▶ REQUEST: Give only the number of lines that contain the word "nehnuteľnosti".

▶ RECORD SET:
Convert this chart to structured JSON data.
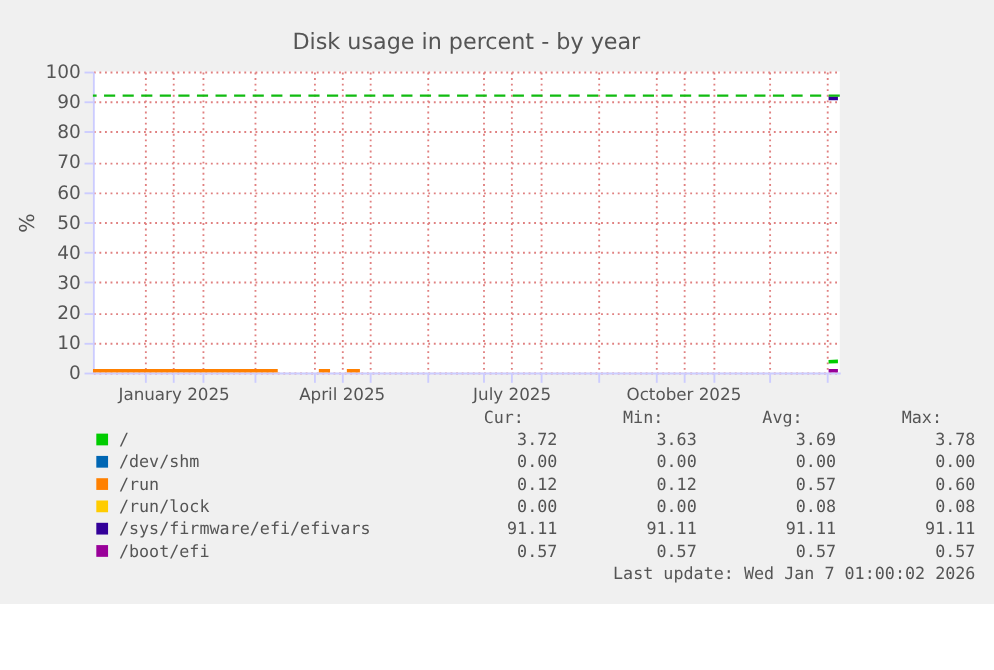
{
  "chart_data": {
    "type": "line",
    "title": "Disk usage in percent - by year",
    "ylabel": "%",
    "xlim": [
      "2024-12-04",
      "2026-01-08"
    ],
    "ylim": [
      0,
      100
    ],
    "yticks": [
      0,
      10,
      20,
      30,
      40,
      50,
      60,
      70,
      80,
      90,
      100
    ],
    "xticks": [
      {
        "value": "2025-01-01",
        "label": null
      },
      {
        "value": "2025-01-16",
        "label": "January 2025"
      },
      {
        "value": "2025-02-01",
        "label": null
      },
      {
        "value": "2025-03-01",
        "label": null
      },
      {
        "value": "2025-04-01",
        "label": null
      },
      {
        "value": "2025-04-16",
        "label": "April 2025"
      },
      {
        "value": "2025-05-01",
        "label": null
      },
      {
        "value": "2025-06-01",
        "label": null
      },
      {
        "value": "2025-07-01",
        "label": null
      },
      {
        "value": "2025-07-16",
        "label": "July 2025"
      },
      {
        "value": "2025-08-01",
        "label": null
      },
      {
        "value": "2025-09-01",
        "label": null
      },
      {
        "value": "2025-10-01",
        "label": null
      },
      {
        "value": "2025-10-16",
        "label": "October 2025"
      },
      {
        "value": "2025-11-01",
        "label": null
      },
      {
        "value": "2025-12-01",
        "label": null
      },
      {
        "value": "2026-01-01",
        "label": null
      }
    ],
    "grid": true,
    "legend": "bottom",
    "line_style": "solid",
    "ref_lines": [
      {
        "axis": "y",
        "value": 92,
        "label": null,
        "color": "#11bb11",
        "line_style": "dashed"
      }
    ],
    "series": [
      {
        "name": "/",
        "color": "#00cc00",
        "x": [
          "2026-01-02",
          "2026-01-07"
        ],
        "values": [
          3.6,
          3.7
        ]
      },
      {
        "name": "/dev/shm",
        "color": "#0066b3",
        "values": [
          null
        ]
      },
      {
        "name": "/run",
        "color": "#ff8000",
        "x": [
          "2024-12-04",
          "2025-03-13",
          "2025-03-20",
          "2025-04-04",
          "2025-04-10",
          "2025-04-16",
          "2025-04-19",
          "2025-04-26"
        ],
        "values": [
          0.6,
          0.6,
          null,
          0.6,
          0.6,
          null,
          0.6,
          0.6
        ]
      },
      {
        "name": "/run/lock",
        "color": "#ffcc00",
        "values": [
          null
        ]
      },
      {
        "name": "/sys/firmware/efi/efivars",
        "color": "#330099",
        "x": [
          "2026-01-02",
          "2026-01-07"
        ],
        "values": [
          91.1,
          91.1
        ]
      },
      {
        "name": "/boot/efi",
        "color": "#990099",
        "x": [
          "2026-01-02",
          "2026-01-07"
        ],
        "values": [
          0.6,
          0.6
        ]
      }
    ],
    "annotations": [
      "Cur:",
      "Min:",
      "Avg:",
      "Max:",
      "3.72",
      "3.63",
      "3.69",
      "3.78",
      "0.00",
      "0.00",
      "0.00",
      "0.00",
      "0.12",
      "0.12",
      "0.57",
      "0.60",
      "0.00",
      "0.00",
      "0.08",
      "0.08",
      "91.11",
      "91.11",
      "91.11",
      "91.11",
      "0.57",
      "0.57",
      "0.57",
      "0.57",
      "Last update: Wed Jan  7 01:00:02 2026"
    ]
  }
}
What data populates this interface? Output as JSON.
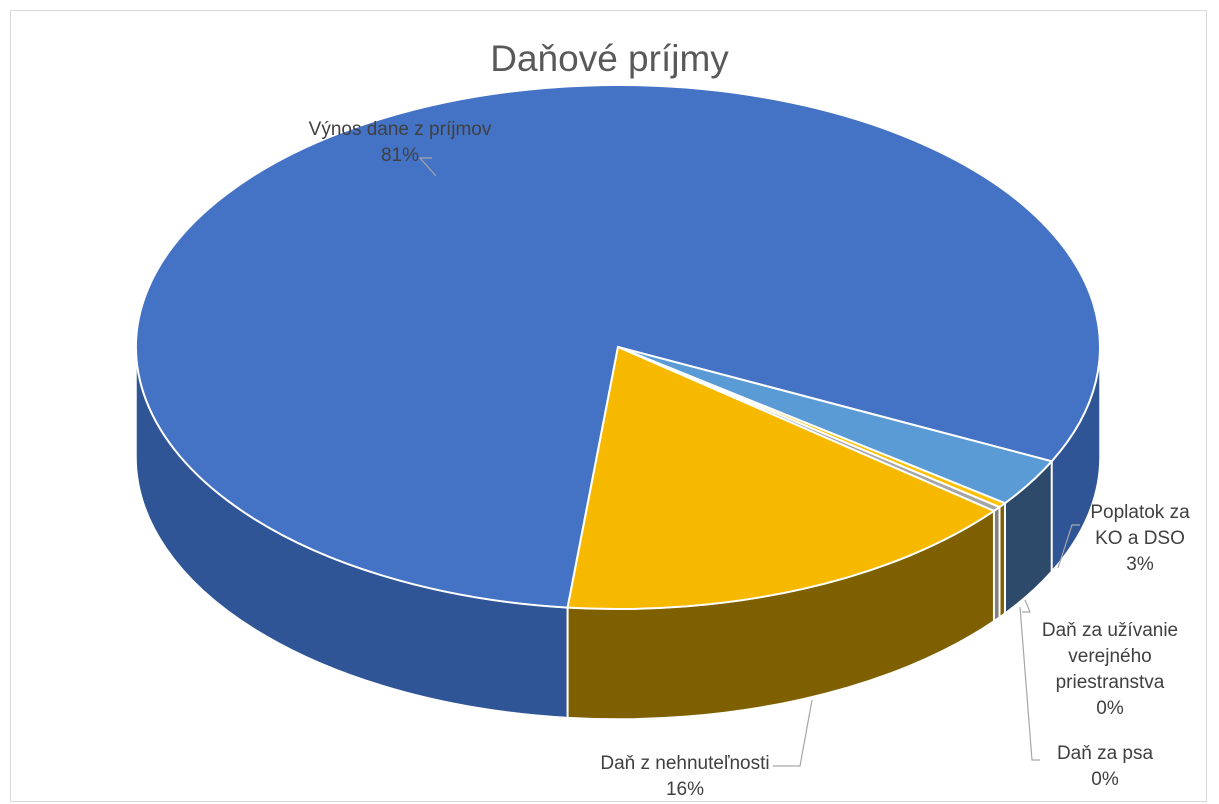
{
  "chart_data": {
    "type": "pie",
    "title": "Daňové príjmy",
    "categories": [
      "Výnos dane z príjmov",
      "Daň z nehnuteľnosti",
      "Daň za užívanie verejného priestranstva",
      "Daň za psa",
      "Poplatok za KO a DSO"
    ],
    "values": [
      81,
      16,
      0,
      0,
      3
    ],
    "labels": [
      {
        "name": "Výnos dane z príjmov",
        "percent": "81%"
      },
      {
        "name": "Daň z nehnuteľnosti",
        "percent": "16%"
      },
      {
        "name": "Daň za užívanie verejného priestranstva",
        "percent": "0%"
      },
      {
        "name": "Daň za psa",
        "percent": "0%"
      },
      {
        "name": "Poplatok za KO a DSO",
        "percent": "3%"
      }
    ],
    "colors": [
      "#4472c4",
      "#f7b900",
      "#a5a5a5",
      "#ffc000",
      "#5b9bd5"
    ],
    "legend": "none",
    "style": "3d-pie"
  }
}
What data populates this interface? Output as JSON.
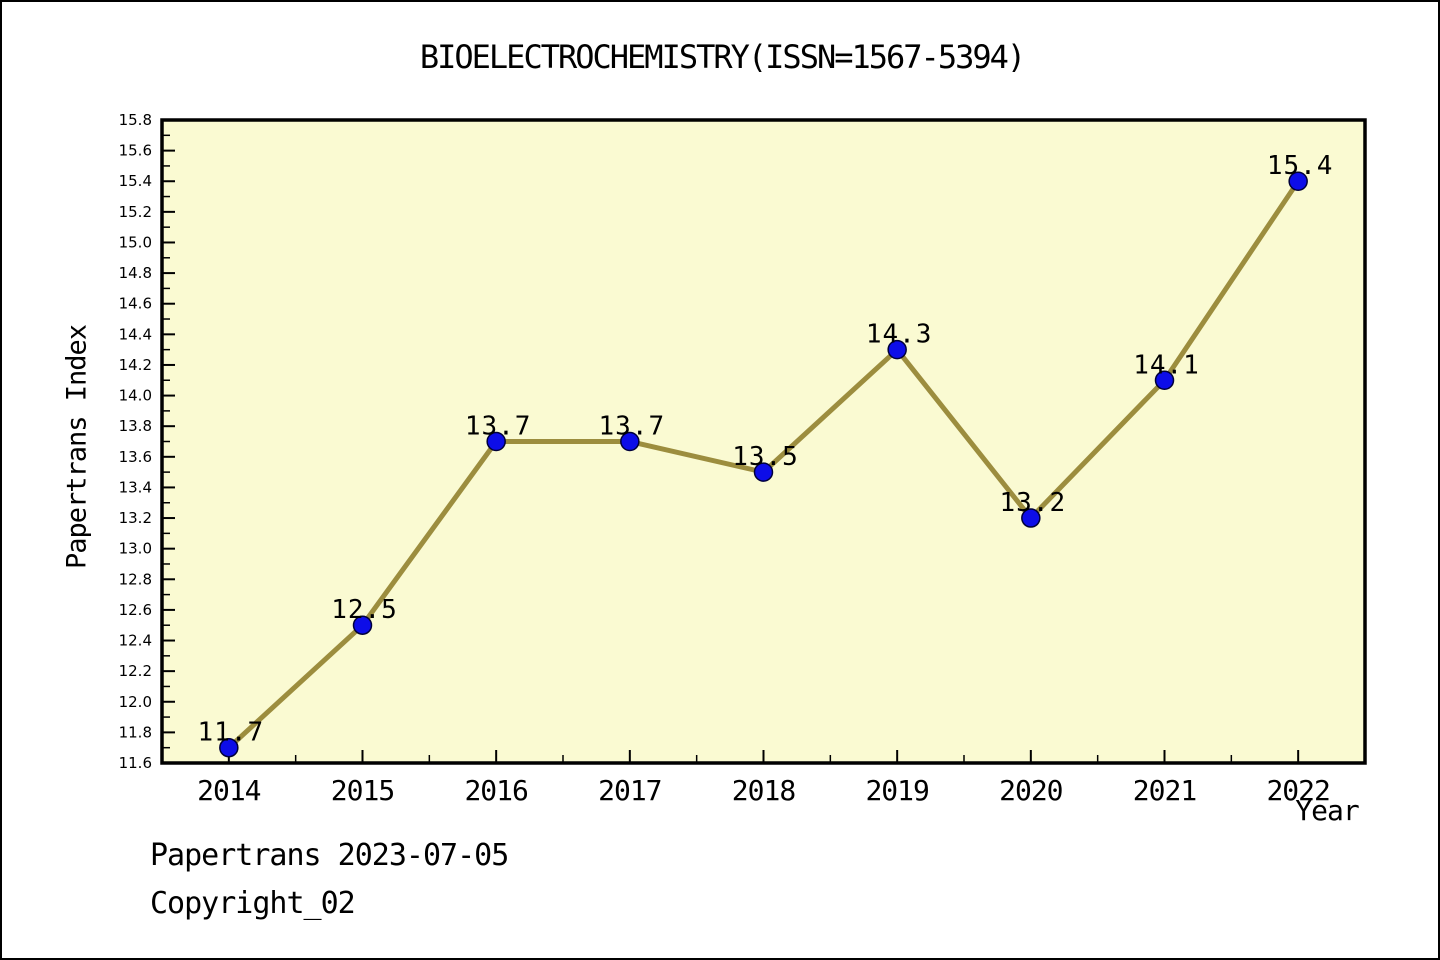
{
  "title": "BIOELECTROCHEMISTRY(ISSN=1567-5394)",
  "footer": {
    "line1": "Papertrans 2023-07-05",
    "line2": "Copyright_02"
  },
  "chart_data": {
    "type": "line",
    "title": "BIOELECTROCHEMISTRY(ISSN=1567-5394)",
    "xlabel": "Year",
    "ylabel": "Papertrans Index",
    "x": [
      2014,
      2015,
      2016,
      2017,
      2018,
      2019,
      2020,
      2021,
      2022
    ],
    "values": [
      11.7,
      12.5,
      13.7,
      13.7,
      13.5,
      14.3,
      13.2,
      14.1,
      15.4
    ],
    "point_labels": [
      "11.7",
      "12.5",
      "13.7",
      "13.7",
      "13.5",
      "14.3",
      "13.2",
      "14.1",
      "15.4"
    ],
    "xlim": [
      2013.5,
      2022.5
    ],
    "ylim": [
      11.6,
      15.8
    ],
    "y_major_step": 0.2,
    "y_minor_step": 0.1,
    "x_major_step": 1,
    "x_minor_step": 0.5,
    "grid": false,
    "legend": "none",
    "colors": {
      "line": "#9C8D3E",
      "marker_fill": "#0D0DE8",
      "marker_edge": "#00003A",
      "plot_bg": "#FAFAD2",
      "frame": "#000000",
      "text": "#000000"
    }
  }
}
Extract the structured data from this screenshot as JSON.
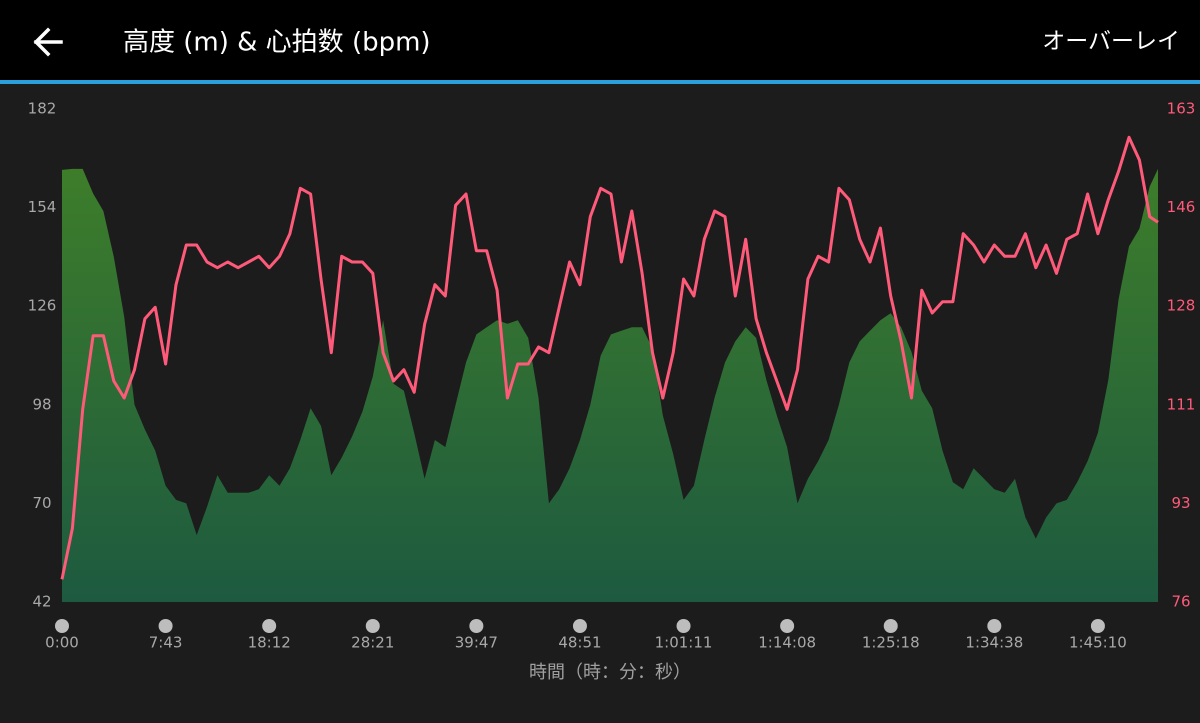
{
  "header": {
    "title": "高度 (m) & 心拍数 (bpm)",
    "action": "オーバーレイ"
  },
  "chart_data": {
    "type": "line",
    "xlabel": "時間（時：分：秒）",
    "x": [
      0,
      1,
      2,
      3,
      4,
      5,
      6,
      7,
      8,
      9,
      10,
      11,
      12,
      13,
      14,
      15,
      16,
      17,
      18,
      19,
      20,
      21,
      22,
      23,
      24,
      25,
      26,
      27,
      28,
      29,
      30,
      31,
      32,
      33,
      34,
      35,
      36,
      37,
      38,
      39,
      40,
      41,
      42,
      43,
      44,
      45,
      46,
      47,
      48,
      49,
      50,
      51,
      52,
      53,
      54,
      55,
      56,
      57,
      58,
      59,
      60,
      61,
      62,
      63,
      64,
      65,
      66,
      67,
      68,
      69,
      70,
      71,
      72,
      73,
      74,
      75,
      76,
      77,
      78,
      79,
      80,
      81,
      82,
      83,
      84,
      85,
      86,
      87,
      88,
      89,
      90,
      91,
      92,
      93,
      94,
      95,
      96,
      97,
      98,
      99,
      100,
      101,
      102,
      103,
      104,
      105,
      105.8
    ],
    "xlim": [
      0,
      105.8
    ],
    "xticks": [
      {
        "value": 0,
        "label": "0:00"
      },
      {
        "value": 10,
        "label": "7:43"
      },
      {
        "value": 20,
        "label": "18:12"
      },
      {
        "value": 30,
        "label": "28:21"
      },
      {
        "value": 40,
        "label": "39:47"
      },
      {
        "value": 50,
        "label": "48:51"
      },
      {
        "value": 60,
        "label": "1:01:11"
      },
      {
        "value": 70,
        "label": "1:14:08"
      },
      {
        "value": 80,
        "label": "1:25:18"
      },
      {
        "value": 90,
        "label": "1:34:38"
      },
      {
        "value": 100,
        "label": "1:45:10"
      }
    ],
    "ylim": [
      42,
      182
    ],
    "yticks": [
      42,
      70,
      98,
      126,
      154,
      182
    ],
    "y2lim": [
      76,
      163
    ],
    "y2ticks": [
      76,
      {
        "value": 93.4,
        "label": "93"
      },
      {
        "value": 110.8,
        "label": "111"
      },
      {
        "value": 128.2,
        "label": "128"
      },
      {
        "value": 145.6,
        "label": "146"
      },
      163
    ],
    "series": [
      {
        "name": "高度 (m)",
        "kind": "area",
        "color": "#3d7d2a",
        "color2": "#1d5a40",
        "values": [
          164.7,
          165,
          165,
          158,
          153,
          140,
          123,
          98,
          91,
          85,
          75,
          71,
          70,
          61,
          69,
          78,
          73,
          73,
          73,
          74,
          78,
          75,
          80,
          88,
          97,
          92,
          78,
          83,
          89,
          96,
          106,
          122,
          104,
          102,
          90,
          77,
          88,
          86,
          98,
          110,
          118,
          120,
          122,
          121,
          122,
          117,
          100,
          70,
          74,
          80,
          88,
          98,
          112,
          118,
          119,
          120,
          120,
          114,
          95,
          84,
          71,
          75,
          88,
          100,
          110,
          116,
          120,
          117,
          105,
          95,
          86,
          70,
          77,
          82,
          88,
          98,
          110,
          116,
          119,
          122,
          124,
          120,
          113,
          102,
          97,
          85,
          76,
          74,
          80,
          77,
          74,
          73,
          77,
          66,
          60,
          66,
          70,
          71,
          76,
          82,
          90,
          105,
          128,
          143,
          148,
          160,
          165
        ]
      },
      {
        "name": "心拍数 (bpm)",
        "kind": "line",
        "axis": "y2",
        "color": "#ff5a7a",
        "values": [
          80,
          89,
          110,
          123,
          123,
          115,
          112,
          117,
          126,
          128,
          118,
          132,
          139,
          139,
          136,
          135,
          136,
          135,
          136,
          137,
          135,
          137,
          141,
          149,
          148,
          133,
          120,
          137,
          136,
          136,
          134,
          120,
          115,
          117,
          113,
          125,
          132,
          130,
          146,
          148,
          138,
          138,
          131,
          112,
          118,
          118,
          121,
          120,
          128,
          136,
          132,
          144,
          149,
          148,
          136,
          145,
          134,
          120,
          112,
          120,
          133,
          130,
          140,
          145,
          144,
          130,
          140,
          126,
          120,
          115,
          110,
          117,
          133,
          137,
          136,
          149,
          147,
          140,
          136,
          142,
          130,
          122,
          112,
          131,
          127,
          129,
          129,
          141,
          139,
          136,
          139,
          137,
          137,
          141,
          135,
          139,
          134,
          140,
          141,
          148,
          141,
          147,
          152,
          158,
          154,
          144,
          143
        ]
      }
    ]
  }
}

▶ FULL SOLUTION: 2